WHAT IS EXPECTED
Copy the lines from the line with "action-button[interactable]: 删除 <box>372" up to and including the line with "shield-check-icon <box>41 61 63 85</box>", keeping every character as it appears.

THE INPUT
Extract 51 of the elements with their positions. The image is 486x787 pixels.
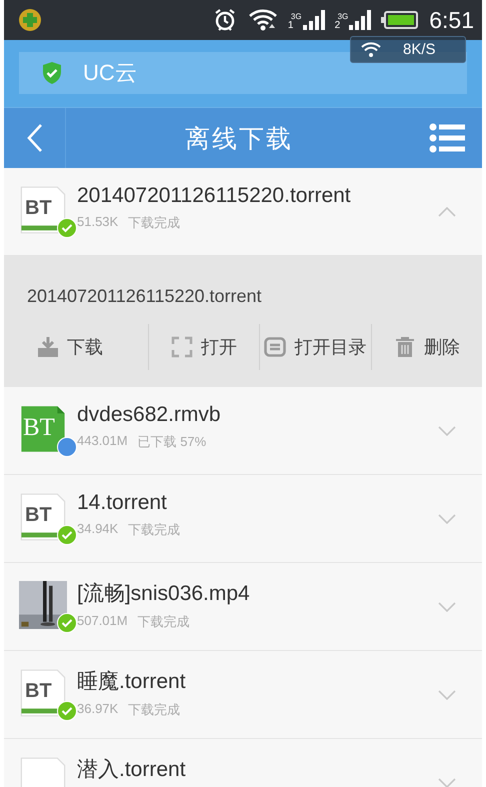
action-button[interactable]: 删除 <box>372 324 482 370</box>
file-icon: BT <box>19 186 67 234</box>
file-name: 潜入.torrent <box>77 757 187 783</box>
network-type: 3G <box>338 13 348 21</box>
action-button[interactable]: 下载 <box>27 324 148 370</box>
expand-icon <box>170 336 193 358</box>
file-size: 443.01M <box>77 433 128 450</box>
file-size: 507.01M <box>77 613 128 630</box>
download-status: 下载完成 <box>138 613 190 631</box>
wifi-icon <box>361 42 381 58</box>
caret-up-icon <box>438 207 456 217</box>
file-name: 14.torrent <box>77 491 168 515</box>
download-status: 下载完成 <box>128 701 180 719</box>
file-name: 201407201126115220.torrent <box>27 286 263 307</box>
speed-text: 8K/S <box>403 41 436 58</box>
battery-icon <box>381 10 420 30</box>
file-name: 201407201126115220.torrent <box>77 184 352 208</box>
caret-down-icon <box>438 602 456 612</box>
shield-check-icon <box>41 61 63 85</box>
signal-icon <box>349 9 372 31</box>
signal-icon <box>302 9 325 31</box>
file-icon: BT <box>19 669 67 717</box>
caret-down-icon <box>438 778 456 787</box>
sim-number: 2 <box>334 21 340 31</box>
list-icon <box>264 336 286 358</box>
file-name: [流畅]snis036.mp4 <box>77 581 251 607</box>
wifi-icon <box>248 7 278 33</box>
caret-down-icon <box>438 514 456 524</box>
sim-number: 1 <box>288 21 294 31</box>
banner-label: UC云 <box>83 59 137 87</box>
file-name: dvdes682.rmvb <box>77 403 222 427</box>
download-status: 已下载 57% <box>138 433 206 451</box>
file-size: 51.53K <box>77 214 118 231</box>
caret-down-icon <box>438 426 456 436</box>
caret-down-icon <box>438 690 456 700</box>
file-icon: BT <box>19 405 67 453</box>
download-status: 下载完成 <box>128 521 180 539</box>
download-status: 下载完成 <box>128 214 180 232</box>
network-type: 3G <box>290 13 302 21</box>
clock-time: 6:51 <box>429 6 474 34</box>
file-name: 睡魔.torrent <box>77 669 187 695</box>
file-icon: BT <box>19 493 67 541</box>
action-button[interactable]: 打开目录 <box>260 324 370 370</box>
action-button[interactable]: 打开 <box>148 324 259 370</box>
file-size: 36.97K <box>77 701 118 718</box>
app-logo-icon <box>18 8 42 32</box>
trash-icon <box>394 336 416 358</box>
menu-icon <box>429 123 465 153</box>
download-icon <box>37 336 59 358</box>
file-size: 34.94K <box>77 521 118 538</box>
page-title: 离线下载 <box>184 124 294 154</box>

--

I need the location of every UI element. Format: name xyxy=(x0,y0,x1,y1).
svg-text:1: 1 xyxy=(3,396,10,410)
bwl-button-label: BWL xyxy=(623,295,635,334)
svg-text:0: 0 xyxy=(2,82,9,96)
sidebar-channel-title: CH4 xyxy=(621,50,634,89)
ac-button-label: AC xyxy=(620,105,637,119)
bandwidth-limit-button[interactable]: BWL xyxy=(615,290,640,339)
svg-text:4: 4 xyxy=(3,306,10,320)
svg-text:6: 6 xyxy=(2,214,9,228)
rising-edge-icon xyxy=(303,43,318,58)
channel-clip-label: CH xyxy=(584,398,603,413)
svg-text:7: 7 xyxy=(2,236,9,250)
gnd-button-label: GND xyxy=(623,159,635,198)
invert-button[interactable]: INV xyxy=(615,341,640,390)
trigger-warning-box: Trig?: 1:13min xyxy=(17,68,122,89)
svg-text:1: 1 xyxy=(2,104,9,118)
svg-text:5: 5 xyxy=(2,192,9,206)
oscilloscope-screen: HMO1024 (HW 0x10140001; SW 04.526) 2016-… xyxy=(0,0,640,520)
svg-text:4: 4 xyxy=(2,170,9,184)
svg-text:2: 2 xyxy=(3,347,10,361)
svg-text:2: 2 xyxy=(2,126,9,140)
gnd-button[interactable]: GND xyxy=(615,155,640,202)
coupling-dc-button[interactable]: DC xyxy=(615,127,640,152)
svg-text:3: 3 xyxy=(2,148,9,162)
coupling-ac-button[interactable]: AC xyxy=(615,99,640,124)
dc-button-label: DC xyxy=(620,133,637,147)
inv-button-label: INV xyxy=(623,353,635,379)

TASK RESULT
action-button[interactable]: 删除 <box>372 324 482 370</box>
file-icon: BT <box>19 186 67 234</box>
file-name: 潜入.torrent <box>77 757 187 783</box>
network-type: 3G <box>338 13 348 21</box>
action-button[interactable]: 下载 <box>27 324 148 370</box>
expand-icon <box>170 336 193 358</box>
file-size: 443.01M <box>77 433 128 450</box>
file-size: 507.01M <box>77 613 128 630</box>
download-status: 下载完成 <box>138 613 190 631</box>
wifi-icon <box>361 42 381 58</box>
caret-up-icon <box>438 207 456 217</box>
file-name: 14.torrent <box>77 491 168 515</box>
download-status: 下载完成 <box>128 701 180 719</box>
file-name: 201407201126115220.torrent <box>27 286 263 307</box>
speed-text: 8K/S <box>403 41 436 58</box>
battery-icon <box>381 10 420 30</box>
file-name: 201407201126115220.torrent <box>77 184 352 208</box>
caret-down-icon <box>438 602 456 612</box>
shield-check-icon <box>41 61 63 85</box>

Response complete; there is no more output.